§ Task material
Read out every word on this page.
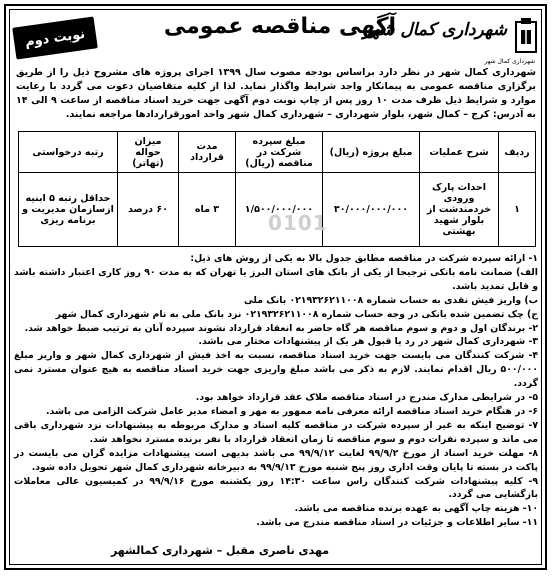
نوبت دوم	آگهی مناقصه عمومی
شهرداری کمال شهر
شهرداری کمال شهر
شهرداری کمال شهر در نظر دارد براساس بودجه مصوب سال ۱۳۹۹ اجرای پروژه های مشروح ذیل را از طریق برگزاری مناقصه عمومی به پیمانکار واجد شرایط واگذار نماید. لذا از کلیه متقاضیان دعوت می گردد با رعایت موارد و شرایط ذیل ظرف مدت ۱۰ روز پس از چاپ نوبت دوم آگهی جهت خرید اسناد مناقصه از ساعت ۹ الی ۱۴ به آدرس: کرج – کمال شهر، بلوار شهرداری – شهرداری کمال شهر واحد امورقراردادها مراجعه نمایند.
ردیف	شرح عملیات	مبلغ پروژه (ریال)	مبلغ سپرده شرکت در مناقصه (ریال)	مدت قرارداد	میزان حواله (تهاتر)	رتبه درخواستی
۱	احداث پارک ورودی خردمندشت از بلوار شهید بهشتی	۳۰/۰۰۰/۰۰۰/۰۰۰	۱/۵۰۰/۰۰۰/۰۰۰	۳ ماه	۶۰ درصد	حداقل رتبه ۵ ابنیه ازسازمان مدیریت و برنامه ریزی	0101

۱- ارائه سپرده شرکت در مناقصه مطابق جدول بالا به یکی از روش های ذیل:

الف) ضمانت نامه بانکی ترجیحا از یکی از بانک های استان البرز یا تهران که به مدت ۹۰ روز کاری اعتبار داشته باشد و قابل تمدید باشد.

ب) واریز فیش نقدی به حساب شماره ۰۲۱۹۳۲۶۲۱۱۰۰۸ بانک ملی

ج) چک تضمین شده بانکی در وجه حساب شماره ۰۲۱۹۳۲۶۲۱۱۰۰۸ نزد بانک ملی به نام شهرداری کمال شهر

۲- برندگان اول و دوم و سوم مناقصه هر گاه حاضر به انعقاد قرارداد نشوند سپرده آنان به ترتیب ضبط خواهد شد.

۳- شهرداری کمال شهر در رد یا قبول هر یک از پیشنهادات مختار می باشد.

۴- شرکت کنندگان می بایست جهت خرید اسناد مناقصه، نسبت به اخذ فیش از شهرداری کمال شهر و واریز مبلغ ۵۰۰/۰۰۰ ریال اقدام نمایند. لازم به ذکر می باشد مبلغ واریزی جهت خرید اسناد مناقصه به هیچ عنوان مسترد نمی گردد.

۵- در شرایطی مدارک مندرج در اسناد مناقصه ملاک عقد قرارداد خواهد بود.

۶- در هنگام خرید اسناد مناقصه ارائه معرفی نامه ممهور به مهر و امضاء مدیر عامل شرکت الزامی می باشد.

۷- توضیح اینکه به غیر از سپرده شرکت در مناقصه کلیه اسناد و مدارک مربوطه به پیشنهادات نزد شهرداری باقی می ماند و سپرده نفرات دوم و سوم مناقصه تا زمان انعقاد قرارداد با نفر برنده مسترد نخواهد شد.

۸- مهلت خرید اسناد از مورخ ۹۹/۹/۲ لغایت ۹۹/۹/۱۲ می باشد بدیهی است پیشنهادات مزایده گران می بایست در پاکت در بسته تا پایان وقت اداری روز پنج شنبه مورخ ۹۹/۹/۱۳ به دبیرخانه شهرداری کمال شهر تحویل داده شود.

۹- کلیه پیشنهادات شرکت کنندگان راس ساعت ۱۴:۳۰ روز یکشنبه مورخ ۹۹/۹/۱۶ در کمیسیون عالی معاملات بازگشایی می گردد.

۱۰- هزینه چاپ آگهی به عهده برنده مناقصه می باشد.

۱۱- سایر اطلاعات و جزئیات در اسناد مناقصه مندرج می باشد.

مهدی ناصری مقبل – شهرداری کمالشهر
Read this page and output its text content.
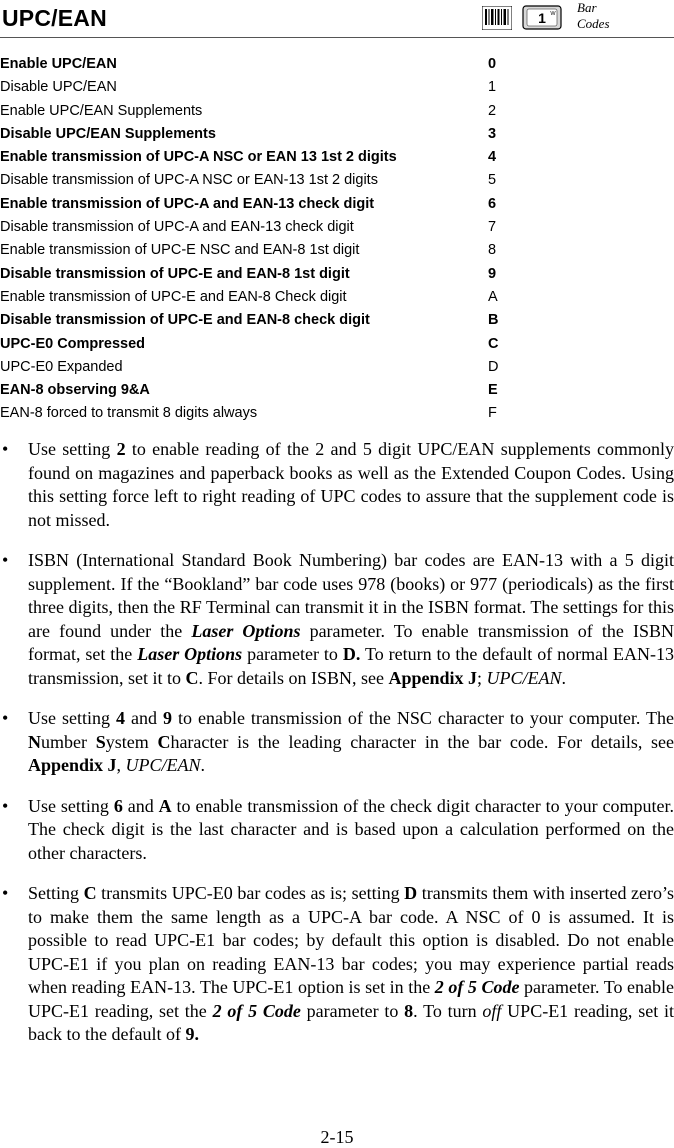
UPC/EAN	1 W Bar
Codes
Enable UPC/EAN	0
Disable UPC/EAN	1
Enable UPC/EAN Supplements	2
Disable UPC/EAN Supplements	3
Enable transmission of UPC-A NSC or EAN 13 1st 2 digits	4
Disable transmission of UPC-A NSC or EAN-13 1st 2 digits	5
Enable transmission of UPC-A and EAN-13 check digit	6
Disable transmission of UPC-A and EAN-13 check digit	7
Enable transmission of UPC-E NSC and EAN-8 1st digit	8
Disable transmission of UPC-E and EAN-8 1st digit	9
Enable transmission of UPC-E and EAN-8 Check digit	A
Disable transmission of UPC-E and EAN-8 check digit	B
UPC-E0 Compressed	C
UPC-E0 Expanded	D
EAN-8 observing 9&A	E
EAN-8 forced to transmit 8 digits always	F
• Use setting 2 to enable reading of the 2 and 5 digit UPC/EAN supplements commonly found on magazines and paperback books as well as the Extended Coupon Codes. Using this setting force left to right reading of UPC codes to assure that the supplement code is not missed.
• ISBN (International Standard Book Numbering) bar codes are EAN-13 with a 5 digit supplement. If the “Bookland” bar code uses 978 (books) or 977 (periodicals) as the first three digits, then the RF Terminal can transmit it in the ISBN format. The settings for this are found under the Laser Options parameter. To enable transmission of the ISBN format, set the Laser Options parameter to D. To return to the default of normal EAN-13 transmission, set it to C. For details on ISBN, see Appendix J; UPC/EAN.
• Use setting 4 and 9 to enable transmission of the NSC character to your computer. The Number System Character is the leading character in the bar code. For details, see Appendix J, UPC/EAN.
• Use setting 6 and A to enable transmission of the check digit character to your computer. The check digit is the last character and is based upon a calculation performed on the other characters.
• Setting C transmits UPC-E0 bar codes as is; setting D transmits them with inserted zero’s to make them the same length as a UPC-A bar code. A NSC of 0 is assumed. It is possible to read UPC-E1 bar codes; by default this option is disabled. Do not enable UPC-E1 if you plan on reading EAN-13 bar codes; you may experience partial reads when reading EAN-13. The UPC-E1 option is set in the 2 of 5 Code parameter. To enable UPC-E1 reading, set the 2 of 5 Code parameter to 8. To turn off UPC-E1 reading, set it back to the default of 9.
2-15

§ Description of the task
In the records above, how many lines contain the string "مدارک"? State that number only.

§ Exercise answer
2